INSTRUCTIONS TO FOLLOW: Which lines include the word "MONDELEZ"? Copy each of them.
+ + + + + + +
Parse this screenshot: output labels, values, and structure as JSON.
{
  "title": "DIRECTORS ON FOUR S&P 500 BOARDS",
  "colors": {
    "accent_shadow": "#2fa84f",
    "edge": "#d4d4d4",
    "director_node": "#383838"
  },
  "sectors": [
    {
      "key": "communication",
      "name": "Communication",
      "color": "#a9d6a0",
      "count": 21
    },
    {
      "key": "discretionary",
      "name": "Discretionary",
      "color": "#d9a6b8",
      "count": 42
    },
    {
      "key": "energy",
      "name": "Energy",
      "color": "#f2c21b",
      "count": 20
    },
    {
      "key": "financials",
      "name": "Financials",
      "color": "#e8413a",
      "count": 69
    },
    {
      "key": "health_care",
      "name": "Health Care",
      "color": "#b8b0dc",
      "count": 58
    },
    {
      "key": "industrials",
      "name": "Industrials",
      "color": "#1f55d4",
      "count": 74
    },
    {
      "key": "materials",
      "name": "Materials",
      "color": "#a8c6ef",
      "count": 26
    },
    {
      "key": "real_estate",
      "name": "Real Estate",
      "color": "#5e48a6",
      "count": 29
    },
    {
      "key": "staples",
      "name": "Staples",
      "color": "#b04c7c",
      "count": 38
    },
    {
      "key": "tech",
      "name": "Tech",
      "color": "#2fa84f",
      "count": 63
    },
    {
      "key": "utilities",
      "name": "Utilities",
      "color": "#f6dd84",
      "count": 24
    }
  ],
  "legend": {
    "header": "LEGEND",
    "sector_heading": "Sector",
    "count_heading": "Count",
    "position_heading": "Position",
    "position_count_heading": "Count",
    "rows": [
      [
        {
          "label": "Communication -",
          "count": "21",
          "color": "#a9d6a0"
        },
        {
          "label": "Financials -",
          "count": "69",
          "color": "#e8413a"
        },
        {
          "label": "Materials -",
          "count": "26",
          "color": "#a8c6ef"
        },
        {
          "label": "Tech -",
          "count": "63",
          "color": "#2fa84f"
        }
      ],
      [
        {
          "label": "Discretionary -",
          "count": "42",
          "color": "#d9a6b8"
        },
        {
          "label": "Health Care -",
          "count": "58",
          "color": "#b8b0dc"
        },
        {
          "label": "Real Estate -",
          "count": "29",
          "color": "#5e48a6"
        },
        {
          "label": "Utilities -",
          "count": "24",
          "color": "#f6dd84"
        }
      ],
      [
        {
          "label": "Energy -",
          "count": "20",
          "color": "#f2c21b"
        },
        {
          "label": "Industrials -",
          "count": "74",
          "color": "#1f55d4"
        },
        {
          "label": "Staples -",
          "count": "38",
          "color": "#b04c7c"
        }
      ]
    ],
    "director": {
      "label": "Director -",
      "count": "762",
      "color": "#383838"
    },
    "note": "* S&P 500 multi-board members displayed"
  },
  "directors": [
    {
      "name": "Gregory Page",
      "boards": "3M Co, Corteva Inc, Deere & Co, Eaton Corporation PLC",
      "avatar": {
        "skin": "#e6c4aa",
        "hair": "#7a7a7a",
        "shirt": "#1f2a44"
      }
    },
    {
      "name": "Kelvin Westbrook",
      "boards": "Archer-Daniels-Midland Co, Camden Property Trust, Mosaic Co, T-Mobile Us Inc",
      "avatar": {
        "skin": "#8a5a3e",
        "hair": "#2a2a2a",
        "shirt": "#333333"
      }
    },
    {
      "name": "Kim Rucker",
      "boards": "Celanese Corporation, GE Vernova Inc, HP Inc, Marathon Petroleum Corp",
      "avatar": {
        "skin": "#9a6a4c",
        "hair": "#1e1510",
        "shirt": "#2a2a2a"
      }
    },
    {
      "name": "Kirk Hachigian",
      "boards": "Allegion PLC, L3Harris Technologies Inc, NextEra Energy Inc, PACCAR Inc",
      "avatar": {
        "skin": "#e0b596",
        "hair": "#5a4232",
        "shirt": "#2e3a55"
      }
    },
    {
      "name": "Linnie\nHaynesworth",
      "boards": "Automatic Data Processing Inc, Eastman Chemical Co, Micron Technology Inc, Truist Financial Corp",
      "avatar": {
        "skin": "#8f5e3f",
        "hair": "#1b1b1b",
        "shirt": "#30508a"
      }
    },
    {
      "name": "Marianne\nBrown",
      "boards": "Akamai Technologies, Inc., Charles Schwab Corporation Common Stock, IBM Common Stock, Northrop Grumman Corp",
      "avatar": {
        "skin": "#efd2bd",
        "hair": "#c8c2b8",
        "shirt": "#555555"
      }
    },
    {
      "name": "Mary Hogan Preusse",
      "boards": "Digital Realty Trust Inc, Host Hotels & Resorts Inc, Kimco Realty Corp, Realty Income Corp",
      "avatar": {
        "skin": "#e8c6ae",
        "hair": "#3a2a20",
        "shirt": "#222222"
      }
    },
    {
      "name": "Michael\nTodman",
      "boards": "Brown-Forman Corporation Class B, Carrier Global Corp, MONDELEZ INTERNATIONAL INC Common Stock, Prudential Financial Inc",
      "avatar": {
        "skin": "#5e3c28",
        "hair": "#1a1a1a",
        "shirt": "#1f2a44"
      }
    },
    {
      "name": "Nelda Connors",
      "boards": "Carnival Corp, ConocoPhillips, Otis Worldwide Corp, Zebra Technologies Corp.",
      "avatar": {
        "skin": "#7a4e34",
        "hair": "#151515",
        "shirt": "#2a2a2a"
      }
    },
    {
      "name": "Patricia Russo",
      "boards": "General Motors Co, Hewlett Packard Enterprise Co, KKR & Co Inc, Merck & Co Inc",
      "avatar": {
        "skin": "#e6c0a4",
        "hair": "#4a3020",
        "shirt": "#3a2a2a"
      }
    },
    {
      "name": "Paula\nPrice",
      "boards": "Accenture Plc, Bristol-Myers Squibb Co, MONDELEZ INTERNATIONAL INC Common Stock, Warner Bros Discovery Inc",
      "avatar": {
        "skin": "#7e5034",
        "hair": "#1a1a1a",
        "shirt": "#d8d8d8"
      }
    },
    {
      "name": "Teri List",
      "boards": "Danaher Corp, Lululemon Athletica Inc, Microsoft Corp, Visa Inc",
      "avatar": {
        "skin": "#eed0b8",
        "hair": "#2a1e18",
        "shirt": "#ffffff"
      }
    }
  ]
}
+ + + + + + +
TASK ANSWER:
      "boards": "Brown-Forman Corporation Class B, Carrier Global Corp, MONDELEZ INTERNATIONAL INC Common Stock, Prudential Financial Inc",
      "boards": "Accenture Plc, Bristol-Myers Squibb Co, MONDELEZ INTERNATIONAL INC Common Stock, Warner Bros Discovery Inc",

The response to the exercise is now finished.